START Rows

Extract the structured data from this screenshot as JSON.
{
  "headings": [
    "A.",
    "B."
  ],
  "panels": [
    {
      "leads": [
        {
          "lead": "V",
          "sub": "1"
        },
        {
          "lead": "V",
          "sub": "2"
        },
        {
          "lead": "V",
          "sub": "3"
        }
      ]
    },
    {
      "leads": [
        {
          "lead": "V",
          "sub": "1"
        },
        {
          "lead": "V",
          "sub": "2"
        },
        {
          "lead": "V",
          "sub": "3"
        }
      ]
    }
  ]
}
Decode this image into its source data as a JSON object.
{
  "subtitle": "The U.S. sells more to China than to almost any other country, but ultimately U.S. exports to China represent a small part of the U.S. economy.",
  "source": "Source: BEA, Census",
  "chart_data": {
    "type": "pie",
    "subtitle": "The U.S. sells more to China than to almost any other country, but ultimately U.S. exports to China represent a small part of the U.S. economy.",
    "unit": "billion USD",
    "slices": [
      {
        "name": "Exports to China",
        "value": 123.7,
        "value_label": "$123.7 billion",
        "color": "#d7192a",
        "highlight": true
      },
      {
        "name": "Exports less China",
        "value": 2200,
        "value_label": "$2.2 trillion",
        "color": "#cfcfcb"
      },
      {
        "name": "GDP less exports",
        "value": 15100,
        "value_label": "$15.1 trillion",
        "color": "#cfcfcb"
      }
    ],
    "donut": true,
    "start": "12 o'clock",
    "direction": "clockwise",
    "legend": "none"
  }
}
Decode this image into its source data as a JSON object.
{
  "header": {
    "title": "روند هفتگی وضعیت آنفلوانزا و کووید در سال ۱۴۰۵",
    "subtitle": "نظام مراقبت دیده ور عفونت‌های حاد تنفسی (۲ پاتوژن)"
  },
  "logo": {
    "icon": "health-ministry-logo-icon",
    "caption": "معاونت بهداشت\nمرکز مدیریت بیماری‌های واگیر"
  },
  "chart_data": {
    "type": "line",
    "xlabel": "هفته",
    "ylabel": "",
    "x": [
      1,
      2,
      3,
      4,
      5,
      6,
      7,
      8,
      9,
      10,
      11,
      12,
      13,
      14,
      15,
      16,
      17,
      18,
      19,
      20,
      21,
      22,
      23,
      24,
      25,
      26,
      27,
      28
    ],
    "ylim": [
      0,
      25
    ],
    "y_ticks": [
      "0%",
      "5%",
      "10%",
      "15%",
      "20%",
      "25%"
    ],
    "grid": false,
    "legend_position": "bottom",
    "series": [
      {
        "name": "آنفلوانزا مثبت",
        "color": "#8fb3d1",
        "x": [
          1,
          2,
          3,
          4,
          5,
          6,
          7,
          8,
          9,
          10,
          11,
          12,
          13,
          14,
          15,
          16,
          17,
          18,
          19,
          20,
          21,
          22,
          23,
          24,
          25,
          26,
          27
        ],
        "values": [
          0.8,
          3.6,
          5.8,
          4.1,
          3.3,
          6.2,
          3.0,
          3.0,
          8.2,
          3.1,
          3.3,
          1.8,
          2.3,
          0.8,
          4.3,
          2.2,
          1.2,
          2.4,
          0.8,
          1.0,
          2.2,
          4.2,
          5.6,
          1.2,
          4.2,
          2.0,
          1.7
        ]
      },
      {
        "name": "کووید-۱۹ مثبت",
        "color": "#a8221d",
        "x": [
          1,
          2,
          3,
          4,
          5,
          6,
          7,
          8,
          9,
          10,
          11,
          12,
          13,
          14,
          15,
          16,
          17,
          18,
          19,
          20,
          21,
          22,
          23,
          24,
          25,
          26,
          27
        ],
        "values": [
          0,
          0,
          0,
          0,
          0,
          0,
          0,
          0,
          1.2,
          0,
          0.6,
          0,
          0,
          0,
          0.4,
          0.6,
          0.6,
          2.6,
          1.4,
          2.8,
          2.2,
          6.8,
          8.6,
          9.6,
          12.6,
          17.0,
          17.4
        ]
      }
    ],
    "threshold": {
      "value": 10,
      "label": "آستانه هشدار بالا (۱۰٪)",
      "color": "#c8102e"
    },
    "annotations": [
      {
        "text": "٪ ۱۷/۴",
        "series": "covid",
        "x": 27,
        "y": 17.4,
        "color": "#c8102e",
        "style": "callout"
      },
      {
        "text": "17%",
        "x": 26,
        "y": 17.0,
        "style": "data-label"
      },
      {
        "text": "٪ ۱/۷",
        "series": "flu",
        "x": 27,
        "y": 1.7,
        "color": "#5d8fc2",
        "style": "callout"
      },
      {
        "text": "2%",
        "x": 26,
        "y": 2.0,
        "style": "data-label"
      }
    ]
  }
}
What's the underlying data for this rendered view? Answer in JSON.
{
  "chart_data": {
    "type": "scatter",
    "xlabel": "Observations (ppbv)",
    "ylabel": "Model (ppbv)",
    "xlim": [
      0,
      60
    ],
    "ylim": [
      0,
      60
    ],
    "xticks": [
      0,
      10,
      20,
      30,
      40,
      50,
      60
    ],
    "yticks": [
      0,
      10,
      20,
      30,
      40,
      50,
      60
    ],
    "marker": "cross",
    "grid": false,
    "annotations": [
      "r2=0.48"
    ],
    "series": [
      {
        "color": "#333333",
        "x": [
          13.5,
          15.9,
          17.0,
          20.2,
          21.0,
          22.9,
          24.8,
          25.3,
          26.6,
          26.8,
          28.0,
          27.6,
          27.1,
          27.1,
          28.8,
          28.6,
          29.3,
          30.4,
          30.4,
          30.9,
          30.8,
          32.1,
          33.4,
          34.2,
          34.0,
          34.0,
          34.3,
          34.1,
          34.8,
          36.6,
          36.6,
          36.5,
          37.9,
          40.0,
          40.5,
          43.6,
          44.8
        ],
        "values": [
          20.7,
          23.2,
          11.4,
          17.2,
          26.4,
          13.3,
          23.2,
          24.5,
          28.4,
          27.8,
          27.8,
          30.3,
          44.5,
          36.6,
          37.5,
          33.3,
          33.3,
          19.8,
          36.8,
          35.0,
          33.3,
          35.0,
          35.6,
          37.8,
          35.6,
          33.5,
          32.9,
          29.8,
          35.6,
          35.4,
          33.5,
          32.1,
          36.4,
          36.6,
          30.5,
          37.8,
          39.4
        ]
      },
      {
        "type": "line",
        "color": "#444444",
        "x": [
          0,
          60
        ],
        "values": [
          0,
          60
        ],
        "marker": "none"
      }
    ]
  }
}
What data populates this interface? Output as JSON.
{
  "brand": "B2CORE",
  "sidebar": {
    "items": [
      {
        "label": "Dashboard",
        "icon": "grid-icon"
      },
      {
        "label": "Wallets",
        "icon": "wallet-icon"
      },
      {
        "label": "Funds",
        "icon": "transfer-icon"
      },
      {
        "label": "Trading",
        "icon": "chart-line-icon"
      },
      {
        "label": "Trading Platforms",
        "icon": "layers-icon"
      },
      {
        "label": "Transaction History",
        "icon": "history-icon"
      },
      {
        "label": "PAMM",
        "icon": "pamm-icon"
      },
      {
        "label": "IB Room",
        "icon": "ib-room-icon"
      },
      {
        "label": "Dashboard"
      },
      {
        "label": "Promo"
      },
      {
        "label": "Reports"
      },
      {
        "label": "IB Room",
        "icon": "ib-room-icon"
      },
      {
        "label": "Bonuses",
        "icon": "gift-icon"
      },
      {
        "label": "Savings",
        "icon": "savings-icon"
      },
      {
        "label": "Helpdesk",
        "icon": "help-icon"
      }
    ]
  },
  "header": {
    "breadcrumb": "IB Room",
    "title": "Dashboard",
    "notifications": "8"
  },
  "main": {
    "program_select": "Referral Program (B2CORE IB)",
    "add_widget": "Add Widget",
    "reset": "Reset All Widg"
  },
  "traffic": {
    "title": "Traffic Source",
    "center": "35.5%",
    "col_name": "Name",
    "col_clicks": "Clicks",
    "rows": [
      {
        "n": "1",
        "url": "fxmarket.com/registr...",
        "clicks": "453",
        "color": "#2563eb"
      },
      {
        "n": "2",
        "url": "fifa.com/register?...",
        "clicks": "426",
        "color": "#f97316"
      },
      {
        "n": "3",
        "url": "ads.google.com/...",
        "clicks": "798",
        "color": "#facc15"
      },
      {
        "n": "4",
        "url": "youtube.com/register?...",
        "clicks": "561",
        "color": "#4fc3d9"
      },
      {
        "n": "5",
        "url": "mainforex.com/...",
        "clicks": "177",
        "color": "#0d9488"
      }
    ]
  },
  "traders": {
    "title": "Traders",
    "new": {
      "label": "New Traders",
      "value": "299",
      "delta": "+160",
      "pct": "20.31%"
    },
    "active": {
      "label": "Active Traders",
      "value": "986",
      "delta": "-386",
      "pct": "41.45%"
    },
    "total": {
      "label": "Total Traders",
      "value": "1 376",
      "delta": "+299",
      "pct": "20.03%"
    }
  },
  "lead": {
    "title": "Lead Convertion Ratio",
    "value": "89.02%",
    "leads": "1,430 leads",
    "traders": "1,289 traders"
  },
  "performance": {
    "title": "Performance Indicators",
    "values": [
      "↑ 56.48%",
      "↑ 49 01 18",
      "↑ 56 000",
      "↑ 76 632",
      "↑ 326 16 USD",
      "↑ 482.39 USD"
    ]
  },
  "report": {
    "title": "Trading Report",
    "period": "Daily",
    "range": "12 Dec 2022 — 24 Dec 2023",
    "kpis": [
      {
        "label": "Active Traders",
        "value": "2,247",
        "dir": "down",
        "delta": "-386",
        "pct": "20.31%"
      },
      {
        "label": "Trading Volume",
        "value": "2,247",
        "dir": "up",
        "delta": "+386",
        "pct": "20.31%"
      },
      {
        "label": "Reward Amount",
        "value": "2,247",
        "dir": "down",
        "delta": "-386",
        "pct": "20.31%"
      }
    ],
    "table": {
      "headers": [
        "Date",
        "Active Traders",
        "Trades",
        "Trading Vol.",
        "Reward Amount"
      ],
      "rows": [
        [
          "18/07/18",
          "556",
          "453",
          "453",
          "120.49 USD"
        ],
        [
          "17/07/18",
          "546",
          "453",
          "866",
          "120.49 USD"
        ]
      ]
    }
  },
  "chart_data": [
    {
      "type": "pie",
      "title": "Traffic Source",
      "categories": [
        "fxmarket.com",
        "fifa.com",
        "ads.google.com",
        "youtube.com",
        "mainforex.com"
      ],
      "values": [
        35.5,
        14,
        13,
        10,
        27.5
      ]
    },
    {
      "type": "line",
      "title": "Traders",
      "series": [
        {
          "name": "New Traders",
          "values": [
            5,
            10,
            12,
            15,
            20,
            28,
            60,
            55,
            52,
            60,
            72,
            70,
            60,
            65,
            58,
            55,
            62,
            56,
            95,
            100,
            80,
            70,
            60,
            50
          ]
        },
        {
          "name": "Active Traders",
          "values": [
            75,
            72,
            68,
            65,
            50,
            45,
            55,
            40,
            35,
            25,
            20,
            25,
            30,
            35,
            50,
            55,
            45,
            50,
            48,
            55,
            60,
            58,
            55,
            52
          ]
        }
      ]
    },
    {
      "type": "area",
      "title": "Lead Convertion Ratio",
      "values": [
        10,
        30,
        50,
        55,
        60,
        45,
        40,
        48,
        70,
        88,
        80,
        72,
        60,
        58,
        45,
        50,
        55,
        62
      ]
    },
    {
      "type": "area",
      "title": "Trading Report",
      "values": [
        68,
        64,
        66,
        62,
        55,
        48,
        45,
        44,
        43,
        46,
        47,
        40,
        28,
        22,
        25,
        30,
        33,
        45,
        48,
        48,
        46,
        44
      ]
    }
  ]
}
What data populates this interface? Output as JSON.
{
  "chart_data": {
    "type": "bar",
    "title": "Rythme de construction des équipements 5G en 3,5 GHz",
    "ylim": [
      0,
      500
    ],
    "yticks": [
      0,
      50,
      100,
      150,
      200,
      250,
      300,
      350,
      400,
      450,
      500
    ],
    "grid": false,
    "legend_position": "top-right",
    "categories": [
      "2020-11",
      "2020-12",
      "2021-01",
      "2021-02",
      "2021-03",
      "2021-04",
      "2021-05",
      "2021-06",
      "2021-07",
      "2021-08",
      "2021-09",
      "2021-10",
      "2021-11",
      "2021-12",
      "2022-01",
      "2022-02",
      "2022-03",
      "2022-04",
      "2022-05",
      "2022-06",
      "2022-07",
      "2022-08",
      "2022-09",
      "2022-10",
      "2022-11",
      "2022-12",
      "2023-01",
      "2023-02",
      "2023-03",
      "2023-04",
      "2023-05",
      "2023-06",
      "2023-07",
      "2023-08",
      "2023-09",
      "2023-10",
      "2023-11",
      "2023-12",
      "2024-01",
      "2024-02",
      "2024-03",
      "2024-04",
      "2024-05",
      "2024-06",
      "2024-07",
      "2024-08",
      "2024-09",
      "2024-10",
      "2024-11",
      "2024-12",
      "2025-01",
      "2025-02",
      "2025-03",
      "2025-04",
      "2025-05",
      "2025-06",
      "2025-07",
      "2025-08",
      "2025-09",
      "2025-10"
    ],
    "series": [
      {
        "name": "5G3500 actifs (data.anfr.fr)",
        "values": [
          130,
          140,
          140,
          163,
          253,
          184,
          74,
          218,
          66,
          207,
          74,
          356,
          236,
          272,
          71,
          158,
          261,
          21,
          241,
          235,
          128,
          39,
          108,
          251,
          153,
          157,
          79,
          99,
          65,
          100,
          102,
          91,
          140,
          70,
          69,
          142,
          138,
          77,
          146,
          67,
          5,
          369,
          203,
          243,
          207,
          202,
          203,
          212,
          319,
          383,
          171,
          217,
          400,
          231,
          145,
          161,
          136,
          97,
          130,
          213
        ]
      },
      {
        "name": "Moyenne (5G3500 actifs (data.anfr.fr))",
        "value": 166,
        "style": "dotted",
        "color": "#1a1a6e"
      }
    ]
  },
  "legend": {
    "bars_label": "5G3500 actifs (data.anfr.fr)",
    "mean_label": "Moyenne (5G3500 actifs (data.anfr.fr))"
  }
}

END Rows

→ Required task
Only lines with the word "register" should be collected from the material.

→ Solution
        "url": "fifa.com/register?...",
        "url": "youtube.com/register?...",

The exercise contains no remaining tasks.